- _SUPPLIED DATA_
########
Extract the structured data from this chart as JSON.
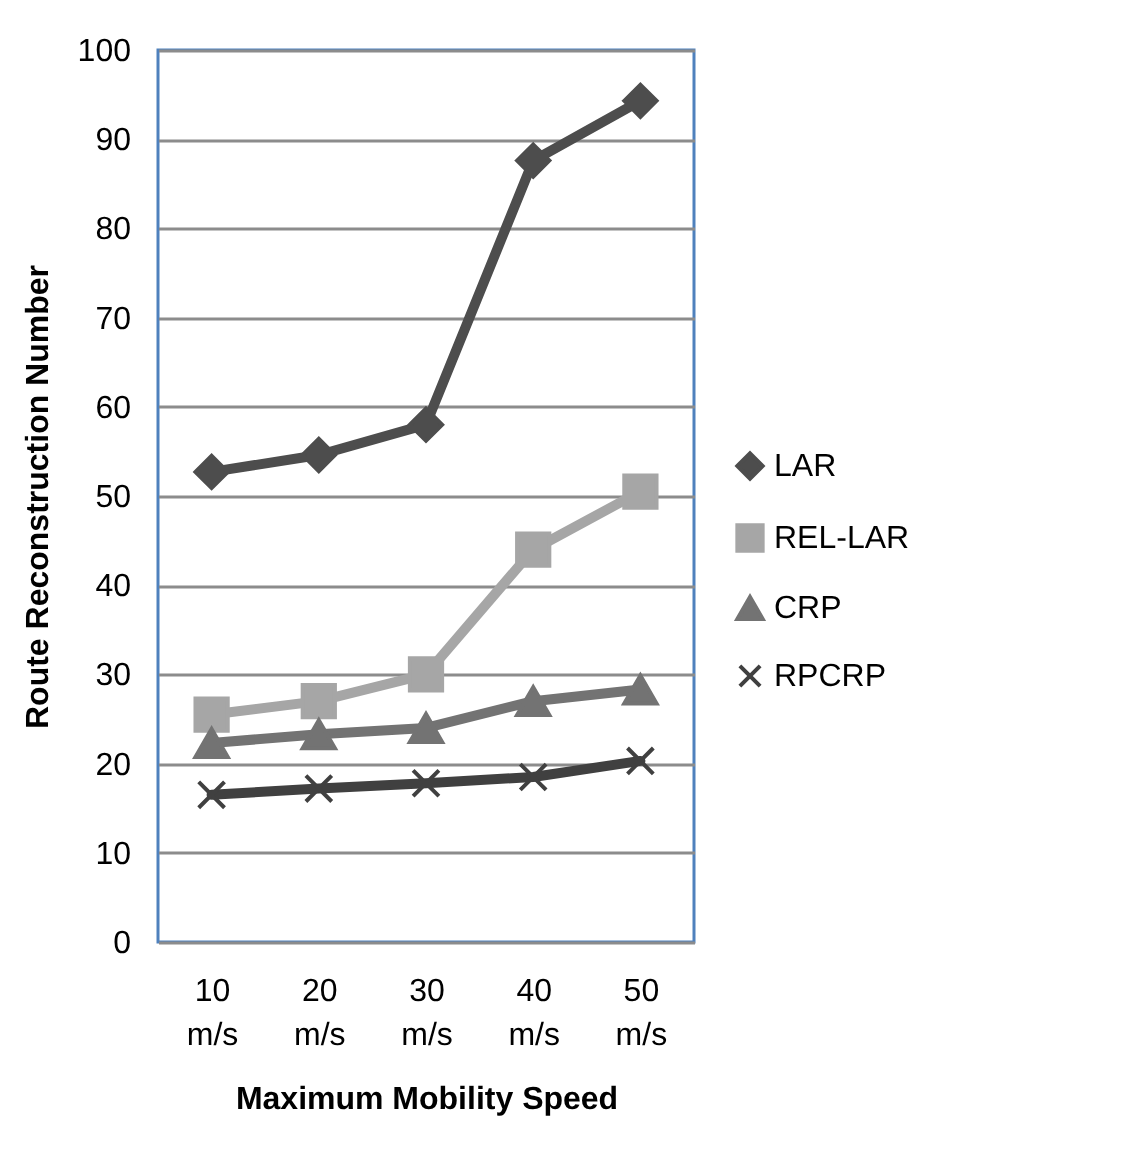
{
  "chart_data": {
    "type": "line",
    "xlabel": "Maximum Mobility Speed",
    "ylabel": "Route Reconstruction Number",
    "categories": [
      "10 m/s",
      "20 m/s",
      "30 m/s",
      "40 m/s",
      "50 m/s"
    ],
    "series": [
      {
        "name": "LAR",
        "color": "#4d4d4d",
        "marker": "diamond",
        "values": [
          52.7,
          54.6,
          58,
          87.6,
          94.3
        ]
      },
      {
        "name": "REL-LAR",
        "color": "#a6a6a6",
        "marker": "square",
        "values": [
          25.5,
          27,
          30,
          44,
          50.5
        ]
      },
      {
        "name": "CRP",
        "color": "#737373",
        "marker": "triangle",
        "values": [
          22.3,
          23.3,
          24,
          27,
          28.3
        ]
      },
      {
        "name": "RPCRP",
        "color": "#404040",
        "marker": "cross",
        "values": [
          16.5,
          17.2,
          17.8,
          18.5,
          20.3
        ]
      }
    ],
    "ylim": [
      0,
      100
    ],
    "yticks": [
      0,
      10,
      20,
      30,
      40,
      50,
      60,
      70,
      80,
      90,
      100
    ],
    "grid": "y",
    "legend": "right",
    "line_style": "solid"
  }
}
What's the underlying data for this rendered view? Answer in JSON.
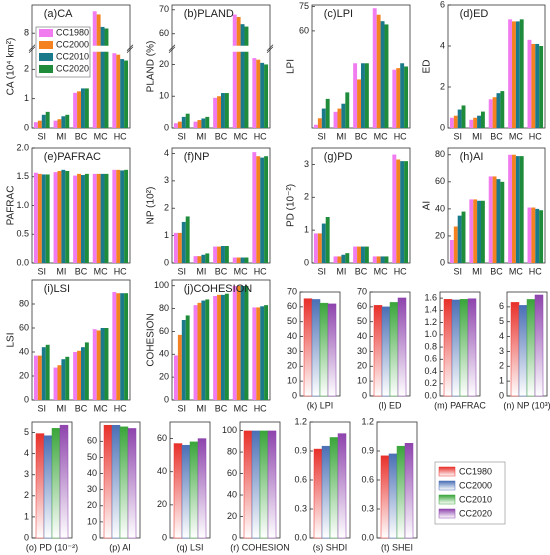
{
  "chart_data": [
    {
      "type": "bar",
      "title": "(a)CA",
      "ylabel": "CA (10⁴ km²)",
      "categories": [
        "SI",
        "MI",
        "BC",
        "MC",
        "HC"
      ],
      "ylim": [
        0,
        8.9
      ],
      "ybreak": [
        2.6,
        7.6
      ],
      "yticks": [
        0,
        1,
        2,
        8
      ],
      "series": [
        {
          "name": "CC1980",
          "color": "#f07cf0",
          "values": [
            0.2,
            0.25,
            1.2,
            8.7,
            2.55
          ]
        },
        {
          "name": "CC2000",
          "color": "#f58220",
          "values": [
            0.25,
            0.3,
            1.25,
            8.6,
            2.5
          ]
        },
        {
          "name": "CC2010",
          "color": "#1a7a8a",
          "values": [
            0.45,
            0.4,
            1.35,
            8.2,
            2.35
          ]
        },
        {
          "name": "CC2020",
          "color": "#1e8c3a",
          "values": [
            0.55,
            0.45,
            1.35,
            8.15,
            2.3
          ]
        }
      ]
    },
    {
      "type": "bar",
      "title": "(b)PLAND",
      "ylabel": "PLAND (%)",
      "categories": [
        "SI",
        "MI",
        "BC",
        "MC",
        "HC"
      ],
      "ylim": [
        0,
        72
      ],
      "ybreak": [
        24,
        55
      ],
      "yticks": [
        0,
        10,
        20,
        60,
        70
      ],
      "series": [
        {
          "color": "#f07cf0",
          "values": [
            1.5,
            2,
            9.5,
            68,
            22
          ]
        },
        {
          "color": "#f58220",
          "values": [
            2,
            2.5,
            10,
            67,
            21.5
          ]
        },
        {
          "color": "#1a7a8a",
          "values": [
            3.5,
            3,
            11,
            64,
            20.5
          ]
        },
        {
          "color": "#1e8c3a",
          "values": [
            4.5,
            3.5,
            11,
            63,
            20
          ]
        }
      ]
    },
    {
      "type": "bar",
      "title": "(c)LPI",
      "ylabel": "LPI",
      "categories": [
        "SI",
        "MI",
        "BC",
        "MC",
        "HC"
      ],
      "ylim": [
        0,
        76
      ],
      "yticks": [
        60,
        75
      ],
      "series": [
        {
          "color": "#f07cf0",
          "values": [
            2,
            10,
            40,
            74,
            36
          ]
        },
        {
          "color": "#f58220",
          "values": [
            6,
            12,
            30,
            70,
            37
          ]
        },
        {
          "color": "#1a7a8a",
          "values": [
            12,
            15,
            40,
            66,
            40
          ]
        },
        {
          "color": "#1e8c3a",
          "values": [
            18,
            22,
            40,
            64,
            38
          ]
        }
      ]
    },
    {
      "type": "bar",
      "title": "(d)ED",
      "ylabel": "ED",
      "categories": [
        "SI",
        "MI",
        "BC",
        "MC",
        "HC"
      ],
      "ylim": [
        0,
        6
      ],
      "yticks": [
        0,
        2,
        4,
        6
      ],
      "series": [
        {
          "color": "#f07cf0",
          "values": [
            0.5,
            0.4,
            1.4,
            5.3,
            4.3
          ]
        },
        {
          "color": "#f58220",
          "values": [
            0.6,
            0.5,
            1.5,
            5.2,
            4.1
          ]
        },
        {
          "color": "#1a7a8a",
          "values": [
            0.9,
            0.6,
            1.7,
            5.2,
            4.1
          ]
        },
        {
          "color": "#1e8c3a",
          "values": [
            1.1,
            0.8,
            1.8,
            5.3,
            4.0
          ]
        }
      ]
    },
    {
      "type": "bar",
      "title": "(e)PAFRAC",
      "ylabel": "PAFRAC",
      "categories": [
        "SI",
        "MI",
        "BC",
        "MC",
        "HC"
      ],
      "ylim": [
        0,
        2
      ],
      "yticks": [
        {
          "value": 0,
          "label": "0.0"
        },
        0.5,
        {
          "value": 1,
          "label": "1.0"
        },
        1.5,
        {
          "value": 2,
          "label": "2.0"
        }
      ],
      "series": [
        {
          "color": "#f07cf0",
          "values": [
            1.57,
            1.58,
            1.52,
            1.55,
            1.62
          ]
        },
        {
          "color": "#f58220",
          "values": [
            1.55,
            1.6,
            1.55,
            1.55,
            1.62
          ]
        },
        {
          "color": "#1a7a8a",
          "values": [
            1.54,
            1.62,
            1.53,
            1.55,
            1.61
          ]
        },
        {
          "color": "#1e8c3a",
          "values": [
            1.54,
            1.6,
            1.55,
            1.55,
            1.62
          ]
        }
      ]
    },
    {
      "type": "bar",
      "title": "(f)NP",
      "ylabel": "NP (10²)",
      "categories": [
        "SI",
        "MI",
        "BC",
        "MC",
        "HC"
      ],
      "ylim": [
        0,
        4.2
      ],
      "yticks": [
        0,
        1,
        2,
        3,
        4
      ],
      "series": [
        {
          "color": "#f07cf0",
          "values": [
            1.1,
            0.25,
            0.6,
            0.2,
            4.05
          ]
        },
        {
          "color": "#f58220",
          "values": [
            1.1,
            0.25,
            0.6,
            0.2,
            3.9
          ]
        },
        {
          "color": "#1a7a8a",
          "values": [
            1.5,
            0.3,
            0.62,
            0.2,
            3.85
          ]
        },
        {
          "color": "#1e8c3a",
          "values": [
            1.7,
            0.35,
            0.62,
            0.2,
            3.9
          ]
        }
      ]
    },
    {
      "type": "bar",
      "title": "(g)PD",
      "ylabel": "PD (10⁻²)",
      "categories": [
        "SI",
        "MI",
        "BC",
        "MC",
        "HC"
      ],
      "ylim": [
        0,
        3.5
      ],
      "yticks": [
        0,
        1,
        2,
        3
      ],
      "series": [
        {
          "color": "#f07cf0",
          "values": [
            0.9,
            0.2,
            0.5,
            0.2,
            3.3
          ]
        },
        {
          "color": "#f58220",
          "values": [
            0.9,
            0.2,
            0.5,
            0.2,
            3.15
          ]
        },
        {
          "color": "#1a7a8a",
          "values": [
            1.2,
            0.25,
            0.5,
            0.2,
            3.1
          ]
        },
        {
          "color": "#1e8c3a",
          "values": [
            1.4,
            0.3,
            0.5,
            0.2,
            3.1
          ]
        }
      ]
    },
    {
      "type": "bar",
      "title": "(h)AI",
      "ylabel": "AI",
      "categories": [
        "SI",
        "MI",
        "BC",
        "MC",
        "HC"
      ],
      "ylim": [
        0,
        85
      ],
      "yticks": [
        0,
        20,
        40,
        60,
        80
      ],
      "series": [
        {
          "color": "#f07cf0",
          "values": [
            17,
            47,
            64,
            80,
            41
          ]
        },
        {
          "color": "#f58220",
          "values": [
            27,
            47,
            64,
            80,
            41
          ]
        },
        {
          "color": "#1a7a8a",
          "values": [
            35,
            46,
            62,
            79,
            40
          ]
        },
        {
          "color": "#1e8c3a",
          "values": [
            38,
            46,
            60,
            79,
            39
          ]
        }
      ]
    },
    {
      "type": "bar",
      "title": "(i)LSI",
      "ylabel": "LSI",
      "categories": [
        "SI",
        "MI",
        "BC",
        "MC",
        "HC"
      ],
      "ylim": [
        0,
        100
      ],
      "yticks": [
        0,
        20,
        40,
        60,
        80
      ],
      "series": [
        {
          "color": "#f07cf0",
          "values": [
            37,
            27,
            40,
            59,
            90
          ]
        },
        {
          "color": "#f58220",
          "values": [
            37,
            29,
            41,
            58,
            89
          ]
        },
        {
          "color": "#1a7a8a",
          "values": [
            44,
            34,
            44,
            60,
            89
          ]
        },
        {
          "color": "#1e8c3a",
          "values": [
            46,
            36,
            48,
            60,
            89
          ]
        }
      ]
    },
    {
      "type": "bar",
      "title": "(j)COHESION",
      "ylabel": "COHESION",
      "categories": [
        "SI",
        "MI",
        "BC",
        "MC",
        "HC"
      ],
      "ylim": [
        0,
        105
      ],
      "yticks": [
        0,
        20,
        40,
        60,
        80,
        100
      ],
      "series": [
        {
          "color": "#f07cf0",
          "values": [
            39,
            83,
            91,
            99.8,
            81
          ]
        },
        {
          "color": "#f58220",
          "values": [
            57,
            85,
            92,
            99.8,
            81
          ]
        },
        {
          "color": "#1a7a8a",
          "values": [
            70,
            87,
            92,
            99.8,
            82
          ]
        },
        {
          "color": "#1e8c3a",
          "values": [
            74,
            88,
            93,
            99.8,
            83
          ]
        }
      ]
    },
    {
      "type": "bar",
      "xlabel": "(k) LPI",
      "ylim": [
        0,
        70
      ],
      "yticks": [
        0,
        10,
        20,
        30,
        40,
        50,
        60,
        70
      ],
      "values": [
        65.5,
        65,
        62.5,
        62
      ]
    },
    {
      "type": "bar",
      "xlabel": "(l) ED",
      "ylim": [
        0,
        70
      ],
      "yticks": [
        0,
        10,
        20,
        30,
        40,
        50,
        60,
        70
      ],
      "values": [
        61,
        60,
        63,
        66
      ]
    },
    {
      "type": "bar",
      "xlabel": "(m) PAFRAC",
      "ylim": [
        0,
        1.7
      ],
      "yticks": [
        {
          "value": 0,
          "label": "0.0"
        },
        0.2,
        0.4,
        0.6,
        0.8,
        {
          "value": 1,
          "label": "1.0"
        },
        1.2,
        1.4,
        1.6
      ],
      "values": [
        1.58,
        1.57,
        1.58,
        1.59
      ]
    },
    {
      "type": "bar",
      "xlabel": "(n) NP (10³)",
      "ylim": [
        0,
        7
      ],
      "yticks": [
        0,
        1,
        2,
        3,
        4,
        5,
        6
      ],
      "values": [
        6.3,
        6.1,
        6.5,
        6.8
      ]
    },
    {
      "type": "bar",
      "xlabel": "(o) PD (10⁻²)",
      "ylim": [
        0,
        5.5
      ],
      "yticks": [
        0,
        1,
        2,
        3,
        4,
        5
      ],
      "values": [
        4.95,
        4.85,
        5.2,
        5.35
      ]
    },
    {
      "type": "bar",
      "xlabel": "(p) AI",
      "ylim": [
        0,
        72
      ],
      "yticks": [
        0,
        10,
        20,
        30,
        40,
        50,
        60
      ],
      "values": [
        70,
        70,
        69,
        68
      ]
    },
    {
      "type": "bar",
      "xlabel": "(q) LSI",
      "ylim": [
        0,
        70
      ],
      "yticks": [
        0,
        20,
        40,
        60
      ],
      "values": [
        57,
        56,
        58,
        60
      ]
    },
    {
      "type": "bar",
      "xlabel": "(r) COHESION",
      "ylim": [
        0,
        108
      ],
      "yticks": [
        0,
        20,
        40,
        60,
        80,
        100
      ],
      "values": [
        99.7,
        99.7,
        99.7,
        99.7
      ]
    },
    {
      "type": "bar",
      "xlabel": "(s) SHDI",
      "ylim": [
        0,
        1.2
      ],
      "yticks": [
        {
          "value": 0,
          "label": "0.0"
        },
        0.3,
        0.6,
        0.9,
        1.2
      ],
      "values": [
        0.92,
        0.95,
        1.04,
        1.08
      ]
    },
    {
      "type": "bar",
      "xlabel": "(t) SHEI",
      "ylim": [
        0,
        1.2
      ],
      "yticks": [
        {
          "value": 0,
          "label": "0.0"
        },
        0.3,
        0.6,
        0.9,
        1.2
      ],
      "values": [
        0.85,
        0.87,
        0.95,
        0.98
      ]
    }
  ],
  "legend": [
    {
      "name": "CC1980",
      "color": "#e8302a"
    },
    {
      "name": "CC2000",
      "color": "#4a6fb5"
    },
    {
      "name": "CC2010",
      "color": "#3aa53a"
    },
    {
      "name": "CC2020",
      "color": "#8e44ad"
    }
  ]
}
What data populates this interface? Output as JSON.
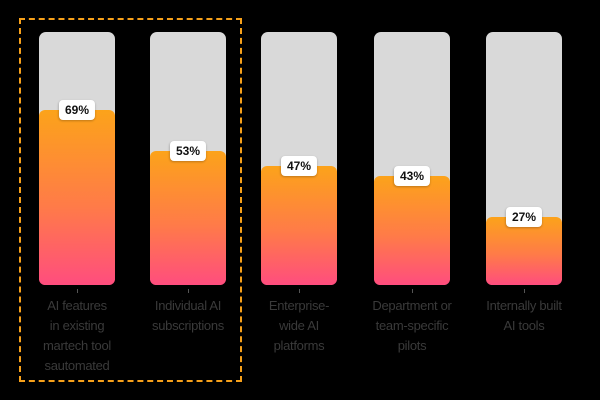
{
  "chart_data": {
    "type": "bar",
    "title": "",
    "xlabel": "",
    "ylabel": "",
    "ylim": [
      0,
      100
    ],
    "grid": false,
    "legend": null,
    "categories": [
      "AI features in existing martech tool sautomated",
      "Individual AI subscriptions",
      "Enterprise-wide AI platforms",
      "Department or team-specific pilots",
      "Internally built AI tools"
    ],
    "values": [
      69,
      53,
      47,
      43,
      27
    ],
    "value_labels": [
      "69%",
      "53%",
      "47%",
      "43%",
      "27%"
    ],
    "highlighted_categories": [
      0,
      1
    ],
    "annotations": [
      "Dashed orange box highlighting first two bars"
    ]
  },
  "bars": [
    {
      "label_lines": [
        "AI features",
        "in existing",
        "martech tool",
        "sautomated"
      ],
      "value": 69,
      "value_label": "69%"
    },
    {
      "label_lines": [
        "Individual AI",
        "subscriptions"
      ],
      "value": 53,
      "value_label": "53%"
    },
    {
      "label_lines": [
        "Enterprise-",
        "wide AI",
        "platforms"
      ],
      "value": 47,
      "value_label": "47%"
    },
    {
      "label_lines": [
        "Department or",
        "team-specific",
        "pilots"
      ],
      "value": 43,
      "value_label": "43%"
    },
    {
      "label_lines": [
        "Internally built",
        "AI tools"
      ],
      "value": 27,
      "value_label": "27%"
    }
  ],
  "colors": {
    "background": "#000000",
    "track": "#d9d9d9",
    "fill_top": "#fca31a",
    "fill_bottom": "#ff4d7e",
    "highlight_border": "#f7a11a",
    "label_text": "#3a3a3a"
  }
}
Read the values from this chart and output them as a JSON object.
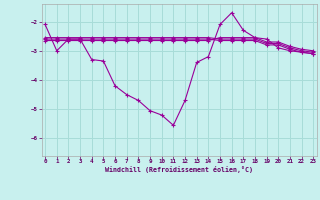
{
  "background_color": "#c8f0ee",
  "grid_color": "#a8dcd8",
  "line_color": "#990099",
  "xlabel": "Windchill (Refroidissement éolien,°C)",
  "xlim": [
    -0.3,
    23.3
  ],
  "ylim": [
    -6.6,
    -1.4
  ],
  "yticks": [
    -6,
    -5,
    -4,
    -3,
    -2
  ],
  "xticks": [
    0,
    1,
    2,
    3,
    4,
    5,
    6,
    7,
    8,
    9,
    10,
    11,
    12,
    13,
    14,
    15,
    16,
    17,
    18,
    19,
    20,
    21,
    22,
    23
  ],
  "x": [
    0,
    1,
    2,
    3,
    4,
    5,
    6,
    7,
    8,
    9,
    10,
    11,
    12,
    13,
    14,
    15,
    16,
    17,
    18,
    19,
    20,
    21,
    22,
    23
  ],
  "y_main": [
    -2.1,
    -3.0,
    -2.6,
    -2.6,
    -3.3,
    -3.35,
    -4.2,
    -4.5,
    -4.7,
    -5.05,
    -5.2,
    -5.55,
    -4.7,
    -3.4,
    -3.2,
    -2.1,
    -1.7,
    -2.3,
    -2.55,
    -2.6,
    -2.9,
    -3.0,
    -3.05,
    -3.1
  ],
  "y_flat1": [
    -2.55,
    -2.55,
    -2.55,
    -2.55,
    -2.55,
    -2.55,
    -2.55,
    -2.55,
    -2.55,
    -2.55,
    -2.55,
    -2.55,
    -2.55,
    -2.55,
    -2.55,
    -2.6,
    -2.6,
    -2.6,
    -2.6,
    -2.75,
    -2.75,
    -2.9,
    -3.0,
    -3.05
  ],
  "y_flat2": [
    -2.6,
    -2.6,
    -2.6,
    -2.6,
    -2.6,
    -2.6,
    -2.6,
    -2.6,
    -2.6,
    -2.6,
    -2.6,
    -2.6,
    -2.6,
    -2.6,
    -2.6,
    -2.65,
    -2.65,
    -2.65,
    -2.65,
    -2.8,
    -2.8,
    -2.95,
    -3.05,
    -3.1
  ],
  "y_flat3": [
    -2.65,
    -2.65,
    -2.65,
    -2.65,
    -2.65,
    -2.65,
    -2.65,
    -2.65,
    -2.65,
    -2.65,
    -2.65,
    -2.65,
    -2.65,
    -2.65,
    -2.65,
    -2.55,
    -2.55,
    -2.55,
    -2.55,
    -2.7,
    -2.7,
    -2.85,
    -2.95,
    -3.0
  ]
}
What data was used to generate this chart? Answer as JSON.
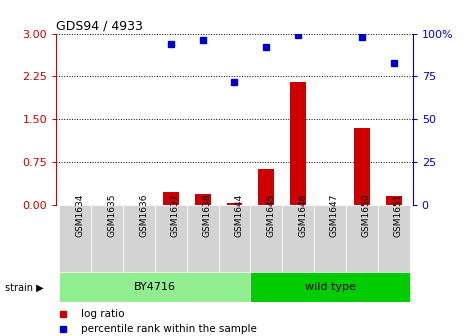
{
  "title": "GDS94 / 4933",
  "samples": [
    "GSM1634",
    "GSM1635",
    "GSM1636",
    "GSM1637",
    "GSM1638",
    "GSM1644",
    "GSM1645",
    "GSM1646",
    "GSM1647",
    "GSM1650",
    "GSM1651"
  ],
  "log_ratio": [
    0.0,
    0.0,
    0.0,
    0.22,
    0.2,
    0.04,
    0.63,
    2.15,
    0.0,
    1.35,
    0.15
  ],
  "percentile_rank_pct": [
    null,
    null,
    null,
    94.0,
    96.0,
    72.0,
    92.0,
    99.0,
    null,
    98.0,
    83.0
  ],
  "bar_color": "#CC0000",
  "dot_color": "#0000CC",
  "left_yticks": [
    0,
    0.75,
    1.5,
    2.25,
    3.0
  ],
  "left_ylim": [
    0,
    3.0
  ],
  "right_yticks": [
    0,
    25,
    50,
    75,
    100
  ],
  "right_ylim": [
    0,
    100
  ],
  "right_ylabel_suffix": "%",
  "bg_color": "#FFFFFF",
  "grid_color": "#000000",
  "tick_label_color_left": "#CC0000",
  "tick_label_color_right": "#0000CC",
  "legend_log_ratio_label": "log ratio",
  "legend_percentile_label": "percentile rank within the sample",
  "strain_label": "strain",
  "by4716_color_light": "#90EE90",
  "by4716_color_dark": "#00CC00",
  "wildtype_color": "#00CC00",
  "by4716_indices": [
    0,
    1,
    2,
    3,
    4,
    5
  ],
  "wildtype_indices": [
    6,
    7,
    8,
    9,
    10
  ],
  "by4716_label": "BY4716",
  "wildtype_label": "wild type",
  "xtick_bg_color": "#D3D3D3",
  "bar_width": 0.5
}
########
Determine the number of lines in the entries above where the string "this" appears. Answer with the number alone.

- _FINAL RESULT_
5